-- START OF ENTRIES --

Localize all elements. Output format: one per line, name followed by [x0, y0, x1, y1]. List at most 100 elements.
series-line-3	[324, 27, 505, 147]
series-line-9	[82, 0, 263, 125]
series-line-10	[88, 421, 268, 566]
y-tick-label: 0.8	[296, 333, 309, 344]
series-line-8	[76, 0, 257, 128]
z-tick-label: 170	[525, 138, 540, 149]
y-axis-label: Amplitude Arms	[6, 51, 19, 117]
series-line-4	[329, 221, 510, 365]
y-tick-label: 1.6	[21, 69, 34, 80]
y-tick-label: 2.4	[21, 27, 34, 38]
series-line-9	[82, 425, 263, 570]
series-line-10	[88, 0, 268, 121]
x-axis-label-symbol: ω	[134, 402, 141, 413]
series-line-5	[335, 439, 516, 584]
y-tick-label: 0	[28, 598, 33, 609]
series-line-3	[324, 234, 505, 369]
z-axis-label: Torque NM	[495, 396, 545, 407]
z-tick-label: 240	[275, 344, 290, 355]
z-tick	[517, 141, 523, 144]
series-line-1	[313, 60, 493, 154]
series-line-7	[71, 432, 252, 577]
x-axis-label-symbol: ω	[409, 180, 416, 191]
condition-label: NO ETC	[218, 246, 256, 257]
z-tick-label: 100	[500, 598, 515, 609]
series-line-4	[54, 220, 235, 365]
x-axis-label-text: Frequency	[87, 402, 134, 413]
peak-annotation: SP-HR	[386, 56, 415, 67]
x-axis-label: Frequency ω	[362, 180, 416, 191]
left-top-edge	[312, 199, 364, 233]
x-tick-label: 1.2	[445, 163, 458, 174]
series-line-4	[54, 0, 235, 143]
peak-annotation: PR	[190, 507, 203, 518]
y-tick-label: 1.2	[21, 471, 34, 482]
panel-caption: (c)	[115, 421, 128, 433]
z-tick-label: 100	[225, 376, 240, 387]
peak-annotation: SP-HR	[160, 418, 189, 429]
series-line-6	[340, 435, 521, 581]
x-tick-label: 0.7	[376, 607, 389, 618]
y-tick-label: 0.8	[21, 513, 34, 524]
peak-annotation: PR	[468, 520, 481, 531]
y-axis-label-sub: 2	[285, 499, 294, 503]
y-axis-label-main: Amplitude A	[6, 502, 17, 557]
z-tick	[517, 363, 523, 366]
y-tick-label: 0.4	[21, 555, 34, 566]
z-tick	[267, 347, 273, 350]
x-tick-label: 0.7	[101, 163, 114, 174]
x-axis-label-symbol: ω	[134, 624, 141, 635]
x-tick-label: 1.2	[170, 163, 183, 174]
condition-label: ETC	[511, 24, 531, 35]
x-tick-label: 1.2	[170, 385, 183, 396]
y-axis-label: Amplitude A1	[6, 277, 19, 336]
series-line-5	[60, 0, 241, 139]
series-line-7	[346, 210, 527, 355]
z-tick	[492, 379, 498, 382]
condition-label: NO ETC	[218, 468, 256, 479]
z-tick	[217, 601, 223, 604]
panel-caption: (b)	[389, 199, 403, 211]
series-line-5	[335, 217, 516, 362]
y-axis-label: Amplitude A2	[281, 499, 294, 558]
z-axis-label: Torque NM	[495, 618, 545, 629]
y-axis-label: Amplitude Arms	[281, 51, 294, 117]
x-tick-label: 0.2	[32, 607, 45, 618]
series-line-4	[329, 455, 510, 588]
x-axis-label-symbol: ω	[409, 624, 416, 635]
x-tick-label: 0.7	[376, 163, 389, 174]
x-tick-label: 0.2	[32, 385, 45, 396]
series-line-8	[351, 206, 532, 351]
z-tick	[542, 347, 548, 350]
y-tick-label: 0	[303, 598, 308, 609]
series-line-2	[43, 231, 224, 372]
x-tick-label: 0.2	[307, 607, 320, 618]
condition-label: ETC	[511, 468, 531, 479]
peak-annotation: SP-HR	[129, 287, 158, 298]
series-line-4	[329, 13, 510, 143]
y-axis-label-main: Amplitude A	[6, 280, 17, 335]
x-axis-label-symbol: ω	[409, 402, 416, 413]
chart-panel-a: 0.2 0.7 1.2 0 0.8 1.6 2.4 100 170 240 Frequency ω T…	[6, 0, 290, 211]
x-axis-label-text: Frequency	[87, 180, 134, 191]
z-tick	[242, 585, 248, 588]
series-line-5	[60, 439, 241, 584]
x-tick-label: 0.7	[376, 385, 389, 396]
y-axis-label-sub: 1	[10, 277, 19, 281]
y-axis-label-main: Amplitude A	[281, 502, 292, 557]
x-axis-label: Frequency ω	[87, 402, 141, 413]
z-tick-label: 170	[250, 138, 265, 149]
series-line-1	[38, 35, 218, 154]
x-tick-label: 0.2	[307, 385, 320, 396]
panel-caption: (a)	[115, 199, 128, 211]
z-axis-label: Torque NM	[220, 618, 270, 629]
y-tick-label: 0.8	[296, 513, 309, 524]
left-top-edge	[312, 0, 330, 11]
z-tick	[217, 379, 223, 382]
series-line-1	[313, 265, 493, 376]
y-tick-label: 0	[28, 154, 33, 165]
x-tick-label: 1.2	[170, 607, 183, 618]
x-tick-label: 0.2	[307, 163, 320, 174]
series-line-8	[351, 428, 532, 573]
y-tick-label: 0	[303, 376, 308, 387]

-- END OF ENTRIES --

» WORK TO BE COMPLETED: Print the full listing above verbatim, line for line.

» SOLUTION:
Localize all elements. Output format: one per line, name followed by [x0, y0, x1, y1]. List at most 100 elements.
series-line-3	[324, 27, 505, 147]
series-line-9	[82, 0, 263, 125]
series-line-10	[88, 421, 268, 566]
y-tick-label: 0.8	[296, 333, 309, 344]
series-line-8	[76, 0, 257, 128]
z-tick-label: 170	[525, 138, 540, 149]
y-axis-label: Amplitude Arms	[6, 51, 19, 117]
series-line-4	[329, 221, 510, 365]
y-tick-label: 1.6	[21, 69, 34, 80]
y-tick-label: 2.4	[21, 27, 34, 38]
series-line-9	[82, 425, 263, 570]
series-line-10	[88, 0, 268, 121]
x-axis-label-symbol: ω	[134, 402, 141, 413]
series-line-5	[335, 439, 516, 584]
y-tick-label: 0	[28, 598, 33, 609]
series-line-3	[324, 234, 505, 369]
z-axis-label: Torque NM	[495, 396, 545, 407]
z-tick-label: 240	[275, 344, 290, 355]
z-tick	[517, 141, 523, 144]
series-line-1	[313, 60, 493, 154]
series-line-7	[71, 432, 252, 577]
x-axis-label-symbol: ω	[409, 180, 416, 191]
condition-label: NO ETC	[218, 246, 256, 257]
z-tick-label: 100	[500, 598, 515, 609]
series-line-4	[54, 220, 235, 365]
x-axis-label-text: Frequency	[87, 402, 134, 413]
peak-annotation: SP-HR	[386, 56, 415, 67]
x-axis-label: Frequency ω	[362, 180, 416, 191]
left-top-edge	[312, 199, 364, 233]
x-tick-label: 1.2	[445, 163, 458, 174]
series-line-4	[54, 0, 235, 143]
peak-annotation: PR	[190, 507, 203, 518]
y-tick-label: 1.2	[21, 471, 34, 482]
panel-caption: (c)	[115, 421, 128, 433]
z-tick-label: 100	[225, 376, 240, 387]
peak-annotation: SP-HR	[160, 418, 189, 429]
series-line-6	[340, 435, 521, 581]
x-tick-label: 0.7	[376, 607, 389, 618]
y-tick-label: 0.8	[21, 513, 34, 524]
peak-annotation: PR	[468, 520, 481, 531]
y-axis-label-sub: 2	[285, 499, 294, 503]
y-axis-label-main: Amplitude A	[6, 502, 17, 557]
z-tick	[517, 363, 523, 366]
y-tick-label: 0.4	[21, 555, 34, 566]
z-tick	[267, 347, 273, 350]
x-tick-label: 0.7	[101, 163, 114, 174]
x-axis-label-symbol: ω	[134, 624, 141, 635]
x-tick-label: 1.2	[170, 163, 183, 174]
condition-label: ETC	[511, 24, 531, 35]
x-tick-label: 1.2	[170, 385, 183, 396]
y-axis-label: Amplitude A1	[6, 277, 19, 336]
series-line-5	[60, 0, 241, 139]
series-line-7	[346, 210, 527, 355]
z-tick	[492, 379, 498, 382]
condition-label: NO ETC	[218, 468, 256, 479]
z-tick	[217, 601, 223, 604]
panel-caption: (b)	[389, 199, 403, 211]
series-line-5	[335, 217, 516, 362]
y-axis-label: Amplitude A2	[281, 499, 294, 558]
z-axis-label: Torque NM	[495, 618, 545, 629]
y-axis-label: Amplitude Arms	[281, 51, 294, 117]
x-tick-label: 0.2	[32, 607, 45, 618]
series-line-4	[329, 455, 510, 588]
x-axis-label-symbol: ω	[409, 624, 416, 635]
x-tick-label: 0.7	[376, 163, 389, 174]
x-tick-label: 0.2	[32, 385, 45, 396]
series-line-8	[351, 206, 532, 351]
z-tick	[542, 347, 548, 350]
y-tick-label: 0	[303, 598, 308, 609]
series-line-2	[43, 231, 224, 372]
x-tick-label: 0.2	[307, 607, 320, 618]
condition-label: ETC	[511, 468, 531, 479]
peak-annotation: SP-HR	[129, 287, 158, 298]
series-line-4	[329, 13, 510, 143]
y-axis-label-main: Amplitude A	[6, 280, 17, 335]
x-axis-label-symbol: ω	[409, 402, 416, 413]
chart-panel-a: 0.2 0.7 1.2 0 0.8 1.6 2.4 100 170 240 Frequency ω T…	[6, 0, 290, 211]
x-axis-label-text: Frequency	[87, 180, 134, 191]
z-tick	[242, 585, 248, 588]
series-line-5	[60, 439, 241, 584]
x-tick-label: 0.7	[376, 385, 389, 396]
y-axis-label-sub: 1	[10, 277, 19, 281]
y-axis-label-main: Amplitude A	[281, 502, 292, 557]
x-axis-label: Frequency ω	[87, 402, 141, 413]
z-tick-label: 170	[250, 138, 265, 149]
series-line-1	[38, 35, 218, 154]
x-tick-label: 0.2	[307, 385, 320, 396]
panel-caption: (a)	[115, 199, 128, 211]
z-axis-label: Torque NM	[220, 618, 270, 629]
y-tick-label: 0.8	[296, 513, 309, 524]
left-top-edge	[312, 0, 330, 11]
z-tick	[217, 379, 223, 382]
series-line-1	[313, 265, 493, 376]
y-tick-label: 0	[28, 154, 33, 165]
x-tick-label: 1.2	[170, 607, 183, 618]
x-tick-label: 0.2	[307, 163, 320, 174]
series-line-8	[351, 428, 532, 573]
y-tick-label: 0	[303, 376, 308, 387]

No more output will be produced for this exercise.